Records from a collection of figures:
——

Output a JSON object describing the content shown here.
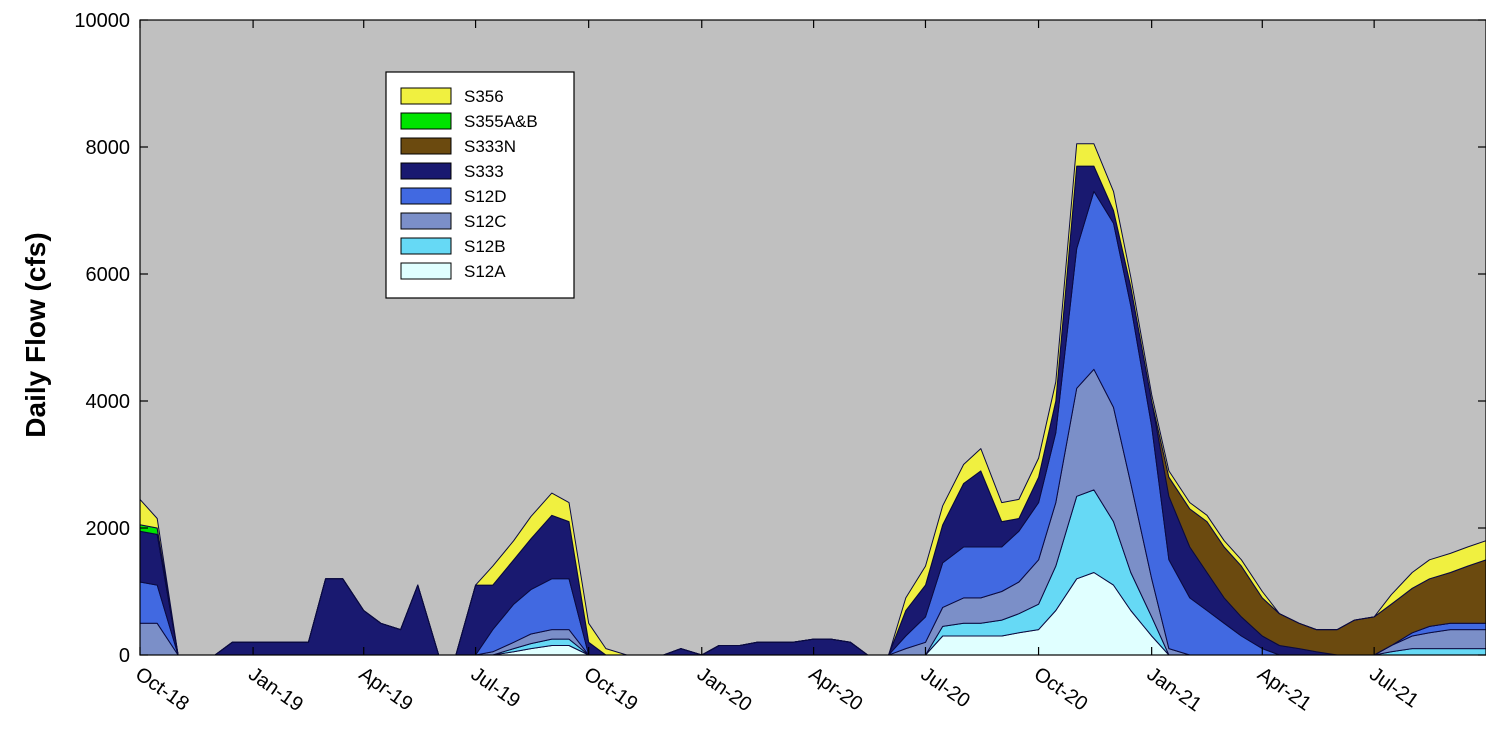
{
  "chart_data": {
    "type": "area",
    "stacked": true,
    "title": "",
    "xlabel": "",
    "ylabel": "Daily Flow (cfs)",
    "ylim": [
      0,
      10000
    ],
    "yticks": [
      0,
      2000,
      4000,
      6000,
      8000,
      10000
    ],
    "x": [
      "2018-10-01",
      "2018-10-15",
      "2018-11-01",
      "2018-11-15",
      "2018-12-01",
      "2018-12-15",
      "2019-01-01",
      "2019-01-15",
      "2019-02-01",
      "2019-02-15",
      "2019-03-01",
      "2019-03-15",
      "2019-04-01",
      "2019-04-15",
      "2019-05-01",
      "2019-05-15",
      "2019-06-01",
      "2019-06-15",
      "2019-07-01",
      "2019-07-15",
      "2019-08-01",
      "2019-08-15",
      "2019-09-01",
      "2019-09-15",
      "2019-10-01",
      "2019-10-15",
      "2019-11-01",
      "2019-11-15",
      "2019-12-01",
      "2019-12-15",
      "2020-01-01",
      "2020-01-15",
      "2020-02-01",
      "2020-02-15",
      "2020-03-01",
      "2020-03-15",
      "2020-04-01",
      "2020-04-15",
      "2020-05-01",
      "2020-05-15",
      "2020-06-01",
      "2020-06-15",
      "2020-07-01",
      "2020-07-15",
      "2020-08-01",
      "2020-08-15",
      "2020-09-01",
      "2020-09-15",
      "2020-10-01",
      "2020-10-15",
      "2020-11-01",
      "2020-11-15",
      "2020-12-01",
      "2020-12-15",
      "2021-01-01",
      "2021-01-15",
      "2021-02-01",
      "2021-02-15",
      "2021-03-01",
      "2021-03-15",
      "2021-04-01",
      "2021-04-15",
      "2021-05-01",
      "2021-05-15",
      "2021-06-01",
      "2021-06-15",
      "2021-07-01",
      "2021-07-15",
      "2021-08-01",
      "2021-08-15",
      "2021-09-01",
      "2021-09-15",
      "2021-09-30"
    ],
    "xtick_labels": [
      "Oct-18",
      "Jan-19",
      "Apr-19",
      "Jul-19",
      "Oct-19",
      "Jan-20",
      "Apr-20",
      "Jul-20",
      "Oct-20",
      "Jan-21",
      "Apr-21",
      "Jul-21"
    ],
    "xtick_dates": [
      "2018-10-01",
      "2019-01-01",
      "2019-04-01",
      "2019-07-01",
      "2019-10-01",
      "2020-01-01",
      "2020-04-01",
      "2020-07-01",
      "2020-10-01",
      "2021-01-01",
      "2021-04-01",
      "2021-07-01"
    ],
    "series": [
      {
        "name": "S12A",
        "color": "#e0ffff",
        "values": [
          0,
          0,
          0,
          0,
          0,
          0,
          0,
          0,
          0,
          0,
          0,
          0,
          0,
          0,
          0,
          0,
          0,
          0,
          0,
          0,
          50,
          100,
          150,
          150,
          0,
          0,
          0,
          0,
          0,
          0,
          0,
          0,
          0,
          0,
          0,
          0,
          0,
          0,
          0,
          0,
          0,
          0,
          0,
          300,
          300,
          300,
          300,
          350,
          400,
          700,
          1200,
          1300,
          1100,
          700,
          300,
          0,
          0,
          0,
          0,
          0,
          0,
          0,
          0,
          0,
          0,
          0,
          0,
          0,
          0,
          0,
          0,
          0,
          0
        ]
      },
      {
        "name": "S12B",
        "color": "#66d9f5",
        "values": [
          0,
          0,
          0,
          0,
          0,
          0,
          0,
          0,
          0,
          0,
          0,
          0,
          0,
          0,
          0,
          0,
          0,
          0,
          0,
          0,
          50,
          80,
          100,
          100,
          0,
          0,
          0,
          0,
          0,
          0,
          0,
          0,
          0,
          0,
          0,
          0,
          0,
          0,
          0,
          0,
          0,
          0,
          0,
          150,
          200,
          200,
          250,
          300,
          400,
          700,
          1300,
          1300,
          1000,
          600,
          300,
          0,
          0,
          0,
          0,
          0,
          0,
          0,
          0,
          0,
          0,
          0,
          0,
          50,
          100,
          100,
          100,
          100,
          100
        ]
      },
      {
        "name": "S12C",
        "color": "#7b8fc8",
        "values": [
          500,
          500,
          0,
          0,
          0,
          0,
          0,
          0,
          0,
          0,
          0,
          0,
          0,
          0,
          0,
          0,
          0,
          0,
          0,
          50,
          100,
          150,
          150,
          150,
          0,
          0,
          0,
          0,
          0,
          0,
          0,
          0,
          0,
          0,
          0,
          0,
          0,
          0,
          0,
          0,
          0,
          100,
          200,
          300,
          400,
          400,
          450,
          500,
          700,
          1000,
          1700,
          1900,
          1800,
          1400,
          600,
          100,
          0,
          0,
          0,
          0,
          0,
          0,
          0,
          0,
          0,
          0,
          0,
          100,
          200,
          250,
          300,
          300,
          300
        ]
      },
      {
        "name": "S12D",
        "color": "#4169e1",
        "values": [
          650,
          600,
          0,
          0,
          0,
          0,
          0,
          0,
          0,
          0,
          0,
          0,
          0,
          0,
          0,
          0,
          0,
          0,
          0,
          350,
          600,
          700,
          800,
          800,
          0,
          0,
          0,
          0,
          0,
          0,
          0,
          0,
          0,
          0,
          0,
          0,
          0,
          0,
          0,
          0,
          0,
          200,
          400,
          700,
          800,
          800,
          700,
          800,
          900,
          1100,
          2200,
          2800,
          2900,
          2800,
          2400,
          1400,
          900,
          700,
          500,
          300,
          100,
          0,
          0,
          0,
          0,
          0,
          0,
          0,
          50,
          100,
          100,
          100,
          100
        ]
      },
      {
        "name": "S333",
        "color": "#191970",
        "values": [
          800,
          800,
          0,
          0,
          0,
          200,
          200,
          200,
          200,
          200,
          1200,
          1200,
          700,
          500,
          400,
          1100,
          0,
          0,
          1100,
          700,
          700,
          800,
          1000,
          900,
          200,
          0,
          0,
          0,
          0,
          100,
          0,
          150,
          150,
          200,
          200,
          200,
          250,
          250,
          200,
          0,
          0,
          400,
          500,
          600,
          1000,
          1200,
          400,
          200,
          400,
          500,
          1300,
          400,
          200,
          300,
          400,
          1000,
          800,
          600,
          400,
          300,
          200,
          150,
          100,
          50,
          0,
          0,
          0,
          0,
          0,
          0,
          0,
          0,
          0
        ]
      },
      {
        "name": "S333N",
        "color": "#6b4a0f",
        "values": [
          0,
          0,
          0,
          0,
          0,
          0,
          0,
          0,
          0,
          0,
          0,
          0,
          0,
          0,
          0,
          0,
          0,
          0,
          0,
          0,
          0,
          0,
          0,
          0,
          0,
          0,
          0,
          0,
          0,
          0,
          0,
          0,
          0,
          0,
          0,
          0,
          0,
          0,
          0,
          0,
          0,
          0,
          0,
          0,
          0,
          0,
          0,
          0,
          0,
          0,
          0,
          0,
          0,
          0,
          0,
          300,
          600,
          800,
          800,
          800,
          600,
          500,
          400,
          350,
          400,
          550,
          600,
          650,
          700,
          750,
          800,
          900,
          1000
        ]
      },
      {
        "name": "S355A&B",
        "color": "#00e400",
        "values": [
          100,
          100,
          0,
          0,
          0,
          0,
          0,
          0,
          0,
          0,
          0,
          0,
          0,
          0,
          0,
          0,
          0,
          0,
          0,
          0,
          0,
          0,
          0,
          0,
          0,
          0,
          0,
          0,
          0,
          0,
          0,
          0,
          0,
          0,
          0,
          0,
          0,
          0,
          0,
          0,
          0,
          0,
          0,
          0,
          0,
          0,
          0,
          0,
          0,
          0,
          0,
          0,
          0,
          0,
          0,
          0,
          0,
          0,
          0,
          0,
          0,
          0,
          0,
          0,
          0,
          0,
          0,
          0,
          0,
          0,
          0,
          0,
          0
        ]
      },
      {
        "name": "S356",
        "color": "#f0f040",
        "values": [
          400,
          150,
          0,
          0,
          0,
          0,
          0,
          0,
          0,
          0,
          0,
          0,
          0,
          0,
          0,
          0,
          0,
          0,
          0,
          300,
          300,
          350,
          350,
          300,
          300,
          100,
          0,
          0,
          0,
          0,
          0,
          0,
          0,
          0,
          0,
          0,
          0,
          0,
          0,
          0,
          0,
          200,
          300,
          300,
          300,
          350,
          300,
          300,
          300,
          300,
          350,
          350,
          300,
          150,
          100,
          100,
          100,
          100,
          100,
          100,
          100,
          0,
          0,
          0,
          0,
          0,
          0,
          150,
          250,
          300,
          300,
          300,
          300
        ]
      }
    ],
    "legend": {
      "placement": "upper-left inside",
      "order": [
        "S356",
        "S355A&B",
        "S333N",
        "S333",
        "S12D",
        "S12C",
        "S12B",
        "S12A"
      ]
    },
    "plot_background": "#c0c0c0",
    "grid": false
  }
}
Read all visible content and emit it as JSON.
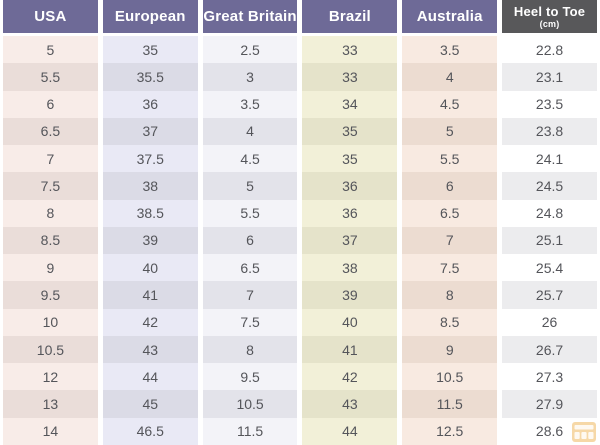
{
  "table": {
    "headers": [
      {
        "key": "usa",
        "label": "USA"
      },
      {
        "key": "european",
        "label": "European"
      },
      {
        "key": "great_britain",
        "label": "Great Britain"
      },
      {
        "key": "brazil",
        "label": "Brazil"
      },
      {
        "key": "australia",
        "label": "Australia"
      },
      {
        "key": "heel_to_toe",
        "label": "Heel to Toe",
        "sublabel": "(cm)",
        "dark": true
      }
    ],
    "columns": [
      [
        "5",
        "5.5",
        "6",
        "6.5",
        "7",
        "7.5",
        "8",
        "8.5",
        "9",
        "9.5",
        "10",
        "10.5",
        "12",
        "13",
        "14"
      ],
      [
        "35",
        "35.5",
        "36",
        "37",
        "37.5",
        "38",
        "38.5",
        "39",
        "40",
        "41",
        "42",
        "43",
        "44",
        "45",
        "46.5"
      ],
      [
        "2.5",
        "3",
        "3.5",
        "4",
        "4.5",
        "5",
        "5.5",
        "6",
        "6.5",
        "7",
        "7.5",
        "8",
        "9.5",
        "10.5",
        "11.5"
      ],
      [
        "33",
        "33",
        "34",
        "35",
        "35",
        "36",
        "36",
        "37",
        "38",
        "39",
        "40",
        "41",
        "42",
        "43",
        "44"
      ],
      [
        "3.5",
        "4",
        "4.5",
        "5",
        "5.5",
        "6",
        "6.5",
        "7",
        "7.5",
        "8",
        "8.5",
        "9",
        "10.5",
        "11.5",
        "12.5"
      ],
      [
        "22.8",
        "23.1",
        "23.5",
        "23.8",
        "24.1",
        "24.5",
        "24.8",
        "25.1",
        "25.4",
        "25.7",
        "26",
        "26.7",
        "27.3",
        "27.9",
        "28.6"
      ]
    ]
  },
  "colors": {
    "header_purple": "#6e6a97",
    "header_dark": "#58585a",
    "cell_text": "#54555a",
    "columns": [
      {
        "light": "#f8ece8",
        "dark": "#eaddd9"
      },
      {
        "light": "#e9e9f5",
        "dark": "#dbdbe6"
      },
      {
        "light": "#f3f3f8",
        "dark": "#e3e3ea"
      },
      {
        "light": "#f2f0d8",
        "dark": "#e5e3ca"
      },
      {
        "light": "#f8eae1",
        "dark": "#ecdcd1"
      },
      {
        "light": "#ffffff",
        "dark": "#ececee"
      }
    ],
    "watermark_orange": "#eda93e"
  },
  "icons": {
    "watermark": "table-logo-icon"
  },
  "chart_data": {
    "type": "table",
    "title": "Shoe size conversion chart",
    "columns": [
      "USA",
      "European",
      "Great Britain",
      "Brazil",
      "Australia",
      "Heel to Toe (cm)"
    ],
    "rows": [
      [
        5,
        35,
        2.5,
        33,
        3.5,
        22.8
      ],
      [
        5.5,
        35.5,
        3,
        33,
        4,
        23.1
      ],
      [
        6,
        36,
        3.5,
        34,
        4.5,
        23.5
      ],
      [
        6.5,
        37,
        4,
        35,
        5,
        23.8
      ],
      [
        7,
        37.5,
        4.5,
        35,
        5.5,
        24.1
      ],
      [
        7.5,
        38,
        5,
        36,
        6,
        24.5
      ],
      [
        8,
        38.5,
        5.5,
        36,
        6.5,
        24.8
      ],
      [
        8.5,
        39,
        6,
        37,
        7,
        25.1
      ],
      [
        9,
        40,
        6.5,
        38,
        7.5,
        25.4
      ],
      [
        9.5,
        41,
        7,
        39,
        8,
        25.7
      ],
      [
        10,
        42,
        7.5,
        40,
        8.5,
        26
      ],
      [
        10.5,
        43,
        8,
        41,
        9,
        26.7
      ],
      [
        12,
        44,
        9.5,
        42,
        10.5,
        27.3
      ],
      [
        13,
        45,
        10.5,
        43,
        11.5,
        27.9
      ],
      [
        14,
        46.5,
        11.5,
        44,
        12.5,
        28.6
      ]
    ],
    "layout": {
      "row_striping": true,
      "header_position": "top",
      "grid": false
    }
  }
}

——

WHAT TO WORK ON: What is the number of lines in the data holding the word "title"? Reply with that number only.

COMPLETE ANSWER: 2